**Data excerpts**.
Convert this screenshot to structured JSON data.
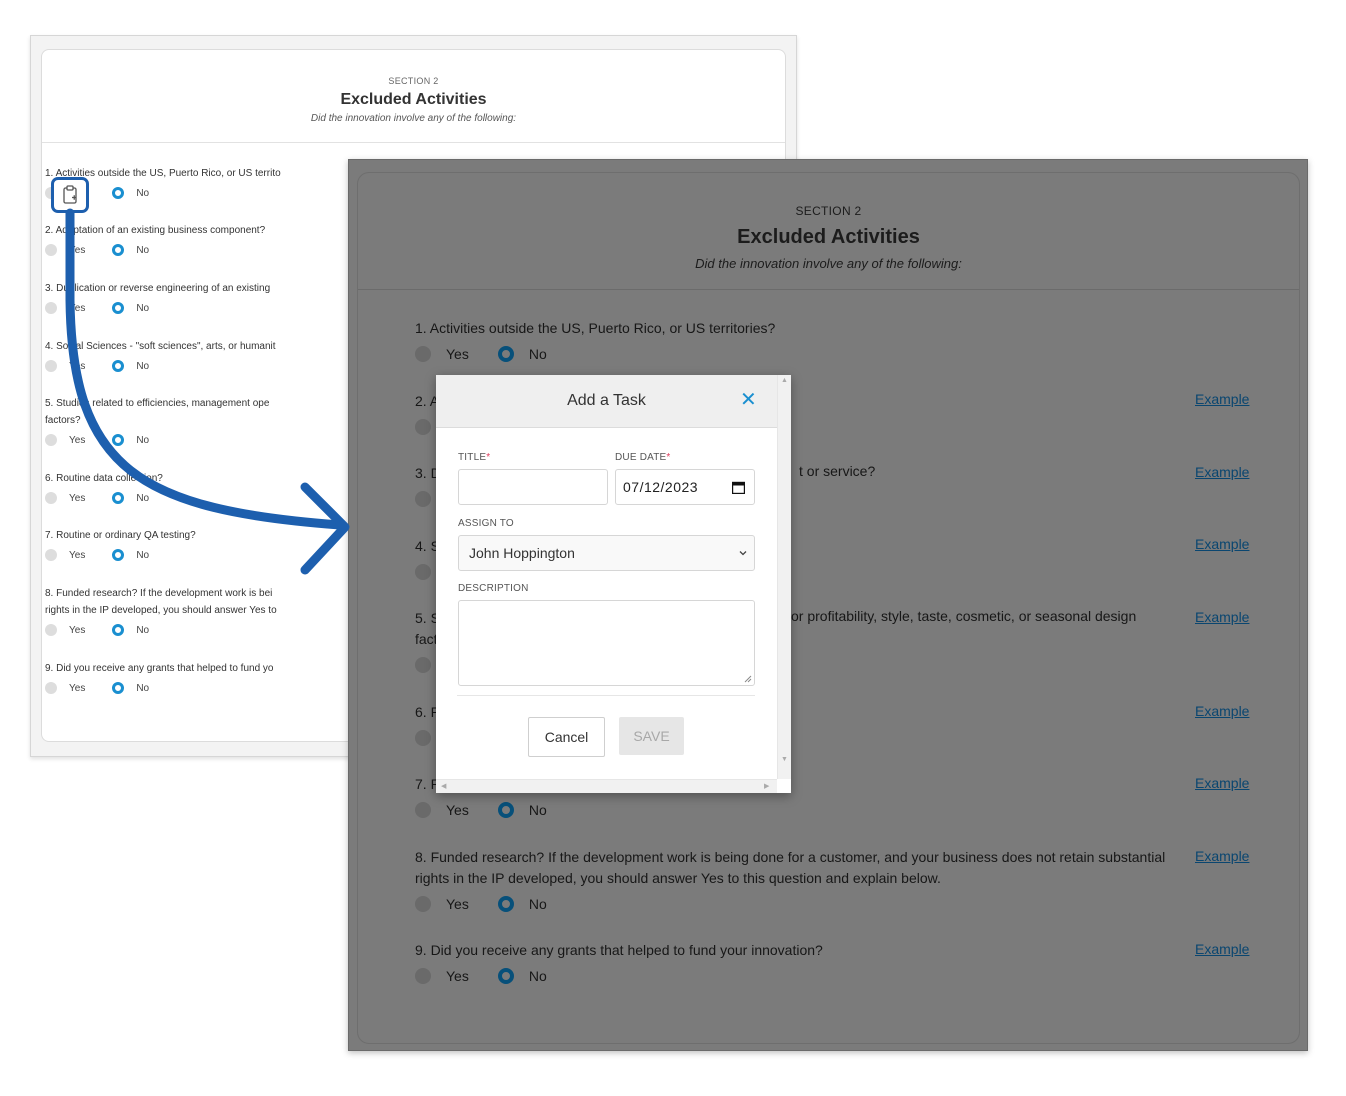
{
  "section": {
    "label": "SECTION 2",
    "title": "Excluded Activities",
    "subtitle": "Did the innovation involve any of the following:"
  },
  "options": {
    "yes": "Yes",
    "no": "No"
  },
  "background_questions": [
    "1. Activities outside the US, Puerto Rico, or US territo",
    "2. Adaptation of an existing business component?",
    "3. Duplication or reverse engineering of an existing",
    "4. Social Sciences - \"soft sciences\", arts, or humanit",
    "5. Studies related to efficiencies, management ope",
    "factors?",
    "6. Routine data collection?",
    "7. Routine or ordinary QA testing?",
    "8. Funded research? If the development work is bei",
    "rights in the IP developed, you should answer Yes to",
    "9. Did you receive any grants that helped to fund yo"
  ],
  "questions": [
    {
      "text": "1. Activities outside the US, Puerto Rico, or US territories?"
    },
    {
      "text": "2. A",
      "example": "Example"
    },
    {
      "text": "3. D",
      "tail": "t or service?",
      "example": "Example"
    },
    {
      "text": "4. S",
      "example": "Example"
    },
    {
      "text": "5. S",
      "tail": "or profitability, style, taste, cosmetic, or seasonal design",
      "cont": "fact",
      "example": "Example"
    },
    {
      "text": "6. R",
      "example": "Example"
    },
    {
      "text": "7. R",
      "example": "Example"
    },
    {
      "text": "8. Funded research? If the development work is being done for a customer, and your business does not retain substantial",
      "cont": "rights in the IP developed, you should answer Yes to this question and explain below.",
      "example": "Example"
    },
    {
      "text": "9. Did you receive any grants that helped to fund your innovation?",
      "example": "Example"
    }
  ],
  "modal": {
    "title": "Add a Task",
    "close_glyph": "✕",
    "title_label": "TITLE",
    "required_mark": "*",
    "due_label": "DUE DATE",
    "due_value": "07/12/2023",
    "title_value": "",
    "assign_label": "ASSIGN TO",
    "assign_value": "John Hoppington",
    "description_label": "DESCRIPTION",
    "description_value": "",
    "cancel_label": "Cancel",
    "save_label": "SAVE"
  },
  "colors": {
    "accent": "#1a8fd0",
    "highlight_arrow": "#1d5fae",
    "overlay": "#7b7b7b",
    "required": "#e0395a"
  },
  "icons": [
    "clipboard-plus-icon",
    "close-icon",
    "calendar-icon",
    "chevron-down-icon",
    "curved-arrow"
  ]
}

**Task brief**.
Search the records for the word "cont". Copy every line that has it.

**Solution to this task**.
      "cont": "fact",
      "cont": "rights in the IP developed, you should answer Yes to this question and explain below.",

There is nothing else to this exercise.